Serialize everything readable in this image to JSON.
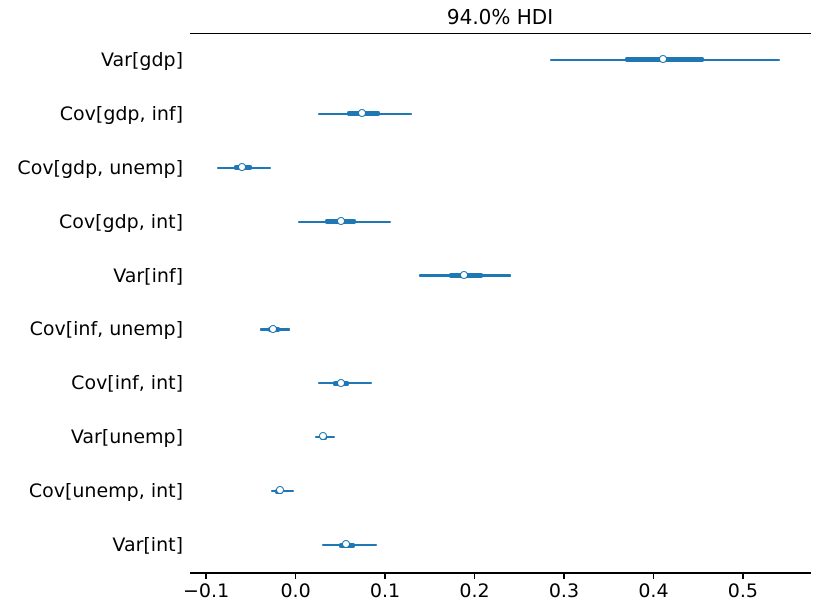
{
  "chart_data": {
    "type": "forest",
    "title": "94.0% HDI",
    "hdi_probability": "94.0%",
    "legend_position": "none",
    "grid": false,
    "accent_color": "#1f77b4",
    "marker_style": "open-circle-white-fill",
    "xlabel": "",
    "ylabel": "",
    "xlim": [
      -0.118,
      0.575
    ],
    "x_ticks": [
      {
        "value": -0.1,
        "label": "−0.1"
      },
      {
        "value": 0.0,
        "label": "0.0"
      },
      {
        "value": 0.1,
        "label": "0.1"
      },
      {
        "value": 0.2,
        "label": "0.2"
      },
      {
        "value": 0.3,
        "label": "0.3"
      },
      {
        "value": 0.4,
        "label": "0.4"
      },
      {
        "value": 0.5,
        "label": "0.5"
      }
    ],
    "rows": [
      {
        "label": "Var[gdp]",
        "median": 0.412,
        "iqr": [
          0.368,
          0.457
        ],
        "hdi": [
          0.284,
          0.541
        ]
      },
      {
        "label": "Cov[gdp, inf]",
        "median": 0.075,
        "iqr": [
          0.057,
          0.094
        ],
        "hdi": [
          0.025,
          0.13
        ]
      },
      {
        "label": "Cov[gdp, unemp]",
        "median": -0.059,
        "iqr": [
          -0.069,
          -0.049
        ],
        "hdi": [
          -0.088,
          -0.028
        ]
      },
      {
        "label": "Cov[gdp, int]",
        "median": 0.052,
        "iqr": [
          0.033,
          0.068
        ],
        "hdi": [
          0.003,
          0.107
        ]
      },
      {
        "label": "Var[inf]",
        "median": 0.189,
        "iqr": [
          0.172,
          0.209
        ],
        "hdi": [
          0.138,
          0.241
        ]
      },
      {
        "label": "Cov[inf, unemp]",
        "median": -0.024,
        "iqr": [
          -0.031,
          -0.017
        ],
        "hdi": [
          -0.04,
          -0.006
        ]
      },
      {
        "label": "Cov[inf, int]",
        "median": 0.052,
        "iqr": [
          0.042,
          0.06
        ],
        "hdi": [
          0.025,
          0.086
        ]
      },
      {
        "label": "Var[unemp]",
        "median": 0.031,
        "iqr": [
          0.027,
          0.035
        ],
        "hdi": [
          0.022,
          0.044
        ]
      },
      {
        "label": "Cov[unemp, int]",
        "median": -0.017,
        "iqr": [
          -0.023,
          -0.014
        ],
        "hdi": [
          -0.028,
          -0.002
        ]
      },
      {
        "label": "Var[int]",
        "median": 0.057,
        "iqr": [
          0.048,
          0.066
        ],
        "hdi": [
          0.03,
          0.091
        ]
      }
    ]
  }
}
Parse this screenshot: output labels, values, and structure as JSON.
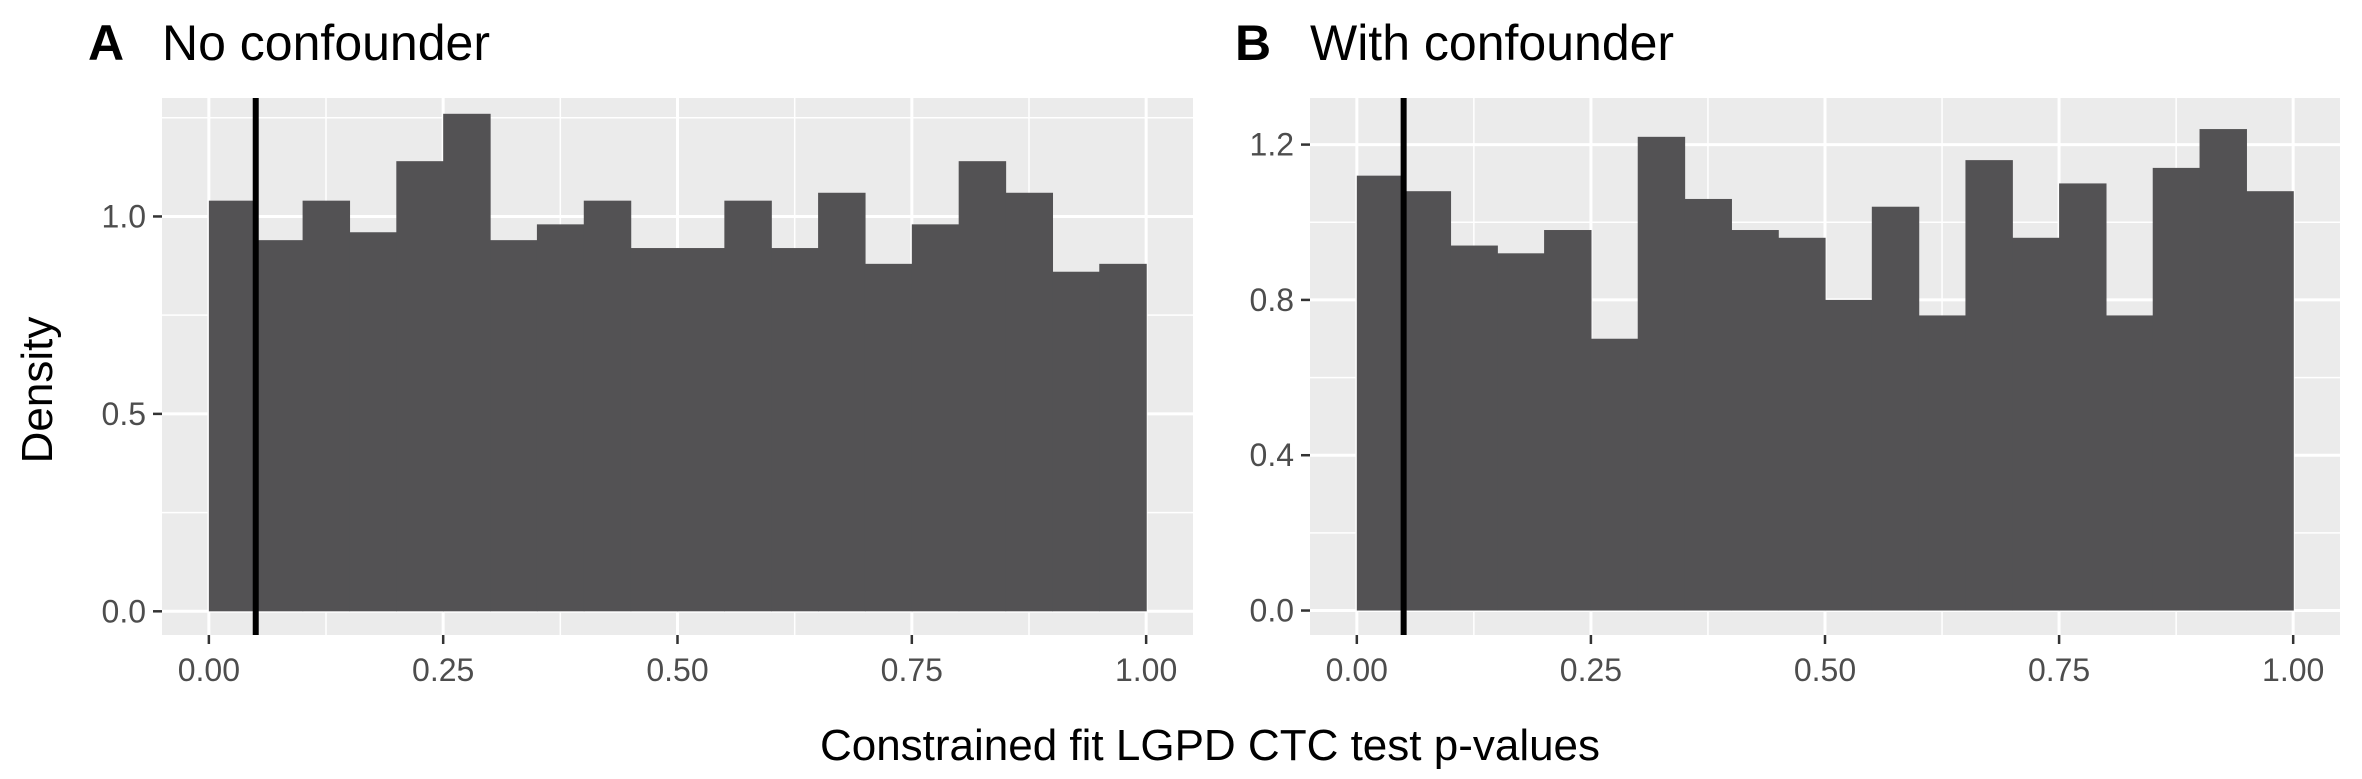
{
  "xlabel": "Constrained fit LGPD CTC test p-values",
  "ylabel": "Density",
  "chart_data": [
    {
      "type": "bar",
      "panel": "A",
      "title": "No confounder",
      "bin_width": 0.05,
      "x_start": 0.0,
      "xlim": [
        -0.05,
        1.05
      ],
      "ylim": [
        -0.06,
        1.3
      ],
      "x_ticks": [
        0.0,
        0.25,
        0.5,
        0.75,
        1.0
      ],
      "x_tick_labels": [
        "0.00",
        "0.25",
        "0.50",
        "0.75",
        "1.00"
      ],
      "y_ticks": [
        0.0,
        0.5,
        1.0
      ],
      "y_tick_labels": [
        "0.0",
        "0.5",
        "1.0"
      ],
      "values": [
        1.04,
        0.94,
        1.04,
        0.96,
        1.14,
        1.26,
        0.94,
        0.98,
        1.04,
        0.92,
        0.92,
        1.04,
        0.92,
        1.06,
        0.88,
        0.98,
        1.14,
        1.06,
        0.86,
        0.88
      ],
      "vline": 0.05,
      "grid": true,
      "bar_color": "#535254",
      "panel_background": "#ebebeb"
    },
    {
      "type": "bar",
      "panel": "B",
      "title": "With confounder",
      "bin_width": 0.05,
      "x_start": 0.0,
      "xlim": [
        -0.05,
        1.05
      ],
      "ylim": [
        -0.063,
        1.32
      ],
      "x_ticks": [
        0.0,
        0.25,
        0.5,
        0.75,
        1.0
      ],
      "x_tick_labels": [
        "0.00",
        "0.25",
        "0.50",
        "0.75",
        "1.00"
      ],
      "y_ticks": [
        0.0,
        0.4,
        0.8,
        1.2
      ],
      "y_tick_labels": [
        "0.0",
        "0.4",
        "0.8",
        "1.2"
      ],
      "values": [
        1.12,
        1.08,
        0.94,
        0.92,
        0.98,
        0.7,
        1.22,
        1.06,
        0.98,
        0.96,
        0.8,
        1.04,
        0.76,
        1.16,
        0.96,
        1.1,
        0.76,
        1.14,
        1.24,
        1.08
      ],
      "vline": 0.05,
      "grid": true,
      "bar_color": "#535254",
      "panel_background": "#ebebeb"
    }
  ]
}
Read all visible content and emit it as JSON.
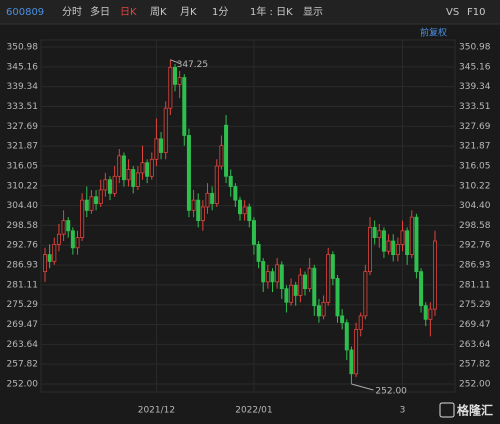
{
  "toolbar": {
    "code": "600809",
    "tabs": [
      "分时",
      "多日",
      "日K",
      "周K",
      "月K",
      "1分",
      "1年 : 日K",
      "显示"
    ],
    "right": [
      "VS",
      "F10"
    ]
  },
  "chart_data": {
    "type": "candlestick",
    "adjust_label": "前复权",
    "max_label": "347.25",
    "min_label": "252.00",
    "watermark": "格隆汇",
    "up_color": "#e0443c",
    "down_color": "#2fbf4f",
    "ylim": [
      252.0,
      350.98
    ],
    "yticks": [
      {
        "value": 350.98,
        "label": "350.98"
      },
      {
        "value": 345.16,
        "label": "345.16"
      },
      {
        "value": 339.34,
        "label": "339.34"
      },
      {
        "value": 333.51,
        "label": "333.51"
      },
      {
        "value": 327.69,
        "label": "327.69"
      },
      {
        "value": 321.87,
        "label": "321.87"
      },
      {
        "value": 316.05,
        "label": "316.05"
      },
      {
        "value": 310.22,
        "label": "310.22"
      },
      {
        "value": 304.4,
        "label": "304.40"
      },
      {
        "value": 298.58,
        "label": "298.58"
      },
      {
        "value": 292.76,
        "label": "292.76"
      },
      {
        "value": 286.93,
        "label": "286.93"
      },
      {
        "value": 281.11,
        "label": "281.11"
      },
      {
        "value": 275.29,
        "label": "275.29"
      },
      {
        "value": 269.47,
        "label": "269.47"
      },
      {
        "value": 263.64,
        "label": "263.64"
      },
      {
        "value": 257.82,
        "label": "257.82"
      },
      {
        "value": 252.0,
        "label": "252.00"
      }
    ],
    "xticks": [
      {
        "value": 24,
        "label": "2021/12"
      },
      {
        "value": 45,
        "label": "2022/01"
      },
      {
        "value": 77,
        "label": "3"
      }
    ],
    "open": [
      285,
      290,
      288,
      293,
      296,
      300,
      297,
      292,
      295,
      306,
      303,
      307,
      305,
      309,
      312,
      308,
      313,
      319,
      312,
      315,
      310,
      314,
      317,
      313,
      318,
      324,
      320,
      333,
      345,
      340,
      342,
      325,
      303,
      306,
      300,
      304,
      308,
      305,
      316,
      328,
      313,
      310,
      306,
      302,
      304,
      300,
      293,
      288,
      282,
      285,
      282,
      287,
      280,
      276,
      281,
      278,
      284,
      280,
      286,
      275,
      272,
      276,
      290,
      283,
      272,
      270,
      262,
      255,
      268,
      272,
      285,
      298,
      295,
      297,
      291,
      294,
      290,
      293,
      297,
      290,
      301,
      285,
      275,
      271,
      274
    ],
    "close": [
      290,
      288,
      293,
      296,
      300,
      297,
      292,
      295,
      306,
      303,
      307,
      305,
      309,
      312,
      308,
      313,
      319,
      312,
      315,
      310,
      314,
      317,
      313,
      318,
      324,
      320,
      333,
      345,
      340,
      342,
      325,
      303,
      306,
      300,
      304,
      308,
      305,
      316,
      322,
      313,
      310,
      306,
      302,
      304,
      300,
      293,
      288,
      282,
      285,
      282,
      287,
      280,
      276,
      281,
      278,
      284,
      280,
      286,
      275,
      272,
      276,
      290,
      283,
      272,
      270,
      262,
      255,
      268,
      272,
      285,
      298,
      295,
      297,
      291,
      294,
      290,
      293,
      297,
      290,
      301,
      285,
      275,
      271,
      274,
      294
    ],
    "high": [
      292,
      293,
      295,
      299,
      303,
      301,
      298,
      297,
      308,
      310,
      309,
      309,
      312,
      314,
      313,
      316,
      321,
      320,
      318,
      316,
      316,
      322,
      318,
      320,
      330,
      326,
      335,
      347.25,
      346,
      344,
      343,
      327,
      309,
      308,
      306,
      311,
      310,
      318,
      325,
      331,
      315,
      311,
      307,
      306,
      305,
      301,
      294,
      289,
      287,
      286,
      289,
      288,
      281,
      283,
      282,
      286,
      285,
      289,
      287,
      277,
      278,
      292,
      291,
      284,
      274,
      271,
      263,
      270,
      273,
      287,
      301,
      300,
      299,
      298,
      296,
      296,
      295,
      300,
      298,
      303,
      302,
      286,
      276,
      276,
      297
    ],
    "low": [
      282,
      286,
      287,
      291,
      294,
      295,
      290,
      290,
      294,
      301,
      302,
      303,
      304,
      307,
      306,
      307,
      311,
      310,
      310,
      308,
      309,
      312,
      311,
      312,
      316,
      318,
      318,
      331,
      338,
      336,
      322,
      301,
      301,
      298,
      297,
      302,
      303,
      304,
      315,
      311,
      307,
      304,
      300,
      300,
      298,
      290,
      286,
      279,
      280,
      279,
      280,
      277,
      273,
      275,
      275,
      276,
      278,
      279,
      272,
      270,
      271,
      275,
      281,
      270,
      268,
      259,
      252.0,
      254,
      266,
      271,
      284,
      293,
      292,
      289,
      290,
      288,
      288,
      291,
      287,
      289,
      283,
      273,
      269,
      266,
      272
    ]
  }
}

§ BRIEF:
Search the listing above for the string "median". Copy every line that contains it.

§ CORRECT RESPONSE:
        "median": 0.412,
        "median": 0.075,
        "median": -0.059,
        "median": 0.052,
        "median": 0.189,
        "median": -0.024,
        "median": 0.052,
        "median": 0.031,
        "median": -0.017,
        "median": 0.057,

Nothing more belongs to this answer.